▶ Work to do
Transcribe the lines below verbatim, skipping the images.

* Start Record list *

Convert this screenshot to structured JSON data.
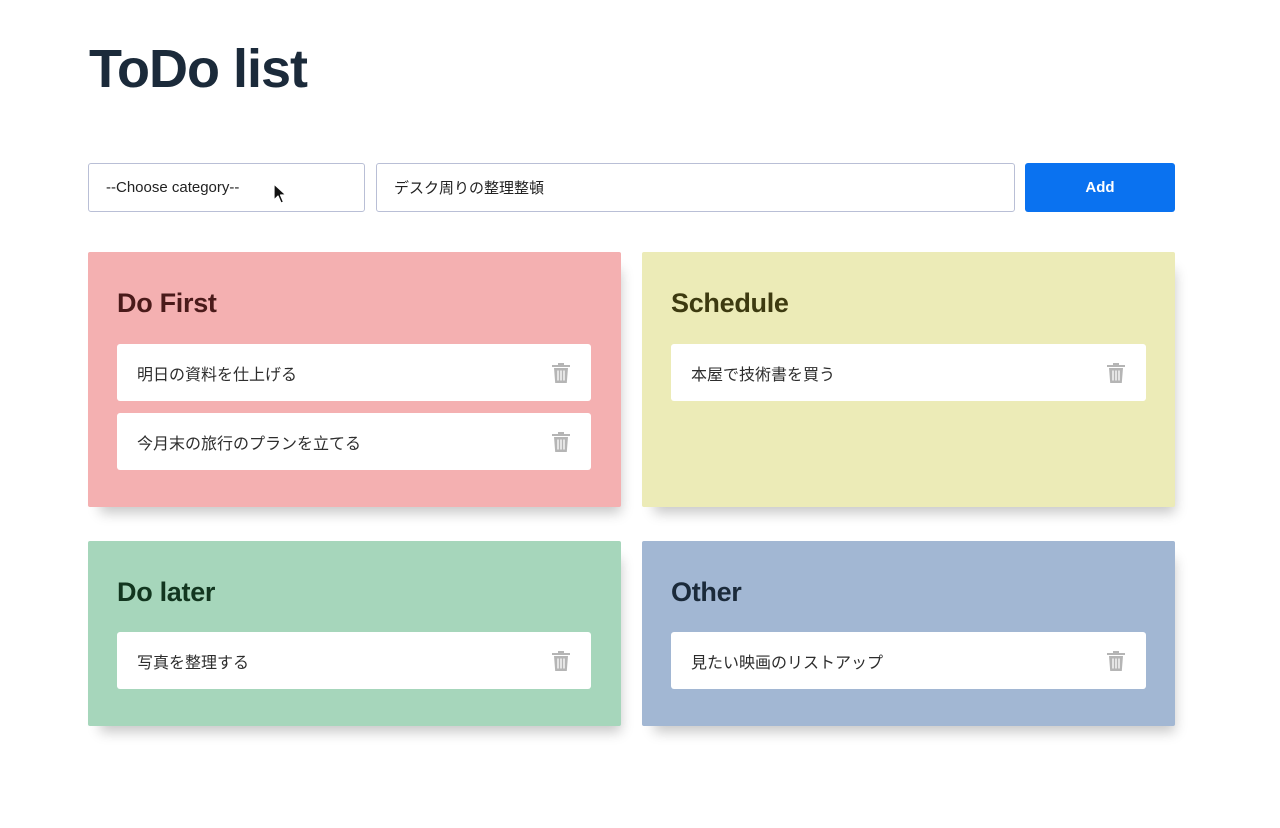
{
  "title": "ToDo list",
  "form": {
    "category_select_value": "--Choose category--",
    "task_input_value": "デスク周りの整理整頓",
    "add_label": "Add"
  },
  "panels": [
    {
      "title": "Do First",
      "bg_color": "#f4b0b1",
      "title_color": "#4a1a1a",
      "items": [
        "明日の資料を仕上げる",
        "今月末の旅行のプランを立てる"
      ]
    },
    {
      "title": "Schedule",
      "bg_color": "#ecebb7",
      "title_color": "#3d3a10",
      "items": [
        "本屋で技術書を買う"
      ]
    },
    {
      "title": "Do later",
      "bg_color": "#a6d6bb",
      "title_color": "#12361f",
      "items": [
        "写真を整理する"
      ]
    },
    {
      "title": "Other",
      "bg_color": "#a2b7d3",
      "title_color": "#1b2a3a",
      "items": [
        "見たい映画のリストアップ"
      ]
    }
  ],
  "colors": {
    "accent": "#0a72f0",
    "title": "#1b2a3a",
    "input_border": "#b9bfd6",
    "trash_icon": "#b5b5b5"
  },
  "icons": {
    "delete": "trash-icon",
    "pointer": "mouse-cursor-icon"
  }
}
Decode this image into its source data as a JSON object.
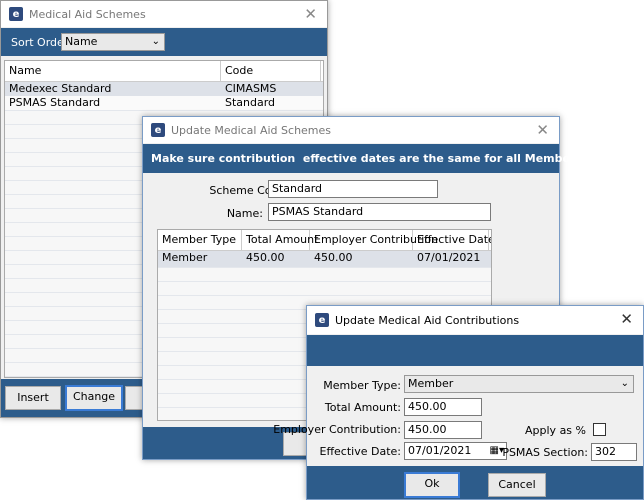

* End Record list *

▶ Final answer
Convert this screenshot to structured JSON data.
{
  "title": "ToDo list",
  "form": {
    "category_select_value": "--Choose category--",
    "task_input_value": "デスク周りの整理整頓",
    "add_label": "Add"
  },
  "panels": [
    {
      "title": "Do First",
      "bg_color": "#f4b0b1",
      "title_color": "#4a1a1a",
      "items": [
        "明日の資料を仕上げる",
        "今月末の旅行のプランを立てる"
      ]
    },
    {
      "title": "Schedule",
      "bg_color": "#ecebb7",
      "title_color": "#3d3a10",
      "items": [
        "本屋で技術書を買う"
      ]
    },
    {
      "title": "Do later",
      "bg_color": "#a6d6bb",
      "title_color": "#12361f",
      "items": [
        "写真を整理する"
      ]
    },
    {
      "title": "Other",
      "bg_color": "#a2b7d3",
      "title_color": "#1b2a3a",
      "items": [
        "見たい映画のリストアップ"
      ]
    }
  ],
  "colors": {
    "accent": "#0a72f0",
    "title": "#1b2a3a",
    "input_border": "#b9bfd6",
    "trash_icon": "#b5b5b5"
  },
  "icons": {
    "delete": "trash-icon",
    "pointer": "mouse-cursor-icon"
  }
}
Decode this image into its source data as a JSON object.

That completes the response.